◆ **Instructions to follow**
Pick out every line holding the string "Score" and copy it.
---- Raw records
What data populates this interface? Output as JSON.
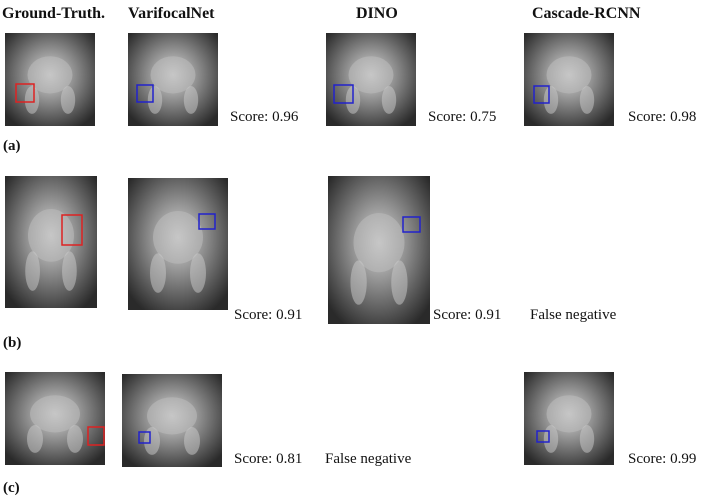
{
  "headers": [
    "Ground-Truth.",
    "VarifocalNet",
    "DINO",
    "Cascade-RCNN"
  ],
  "rows": [
    {
      "label": "(a)",
      "results": [
        "Score: 0.96",
        "Score: 0.75",
        "Score: 0.98"
      ]
    },
    {
      "label": "(b)",
      "results": [
        "Score: 0.91",
        "Score: 0.91",
        "False negative"
      ]
    },
    {
      "label": "(c)",
      "results": [
        "Score: 0.81",
        "False negative",
        "Score: 0.99"
      ]
    }
  ]
}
--------
◆ **Written answer**
        "Score: 0.96",
        "Score: 0.75",
        "Score: 0.98"
        "Score: 0.91",
        "Score: 0.91",
        "Score: 0.81",
        "Score: 0.99"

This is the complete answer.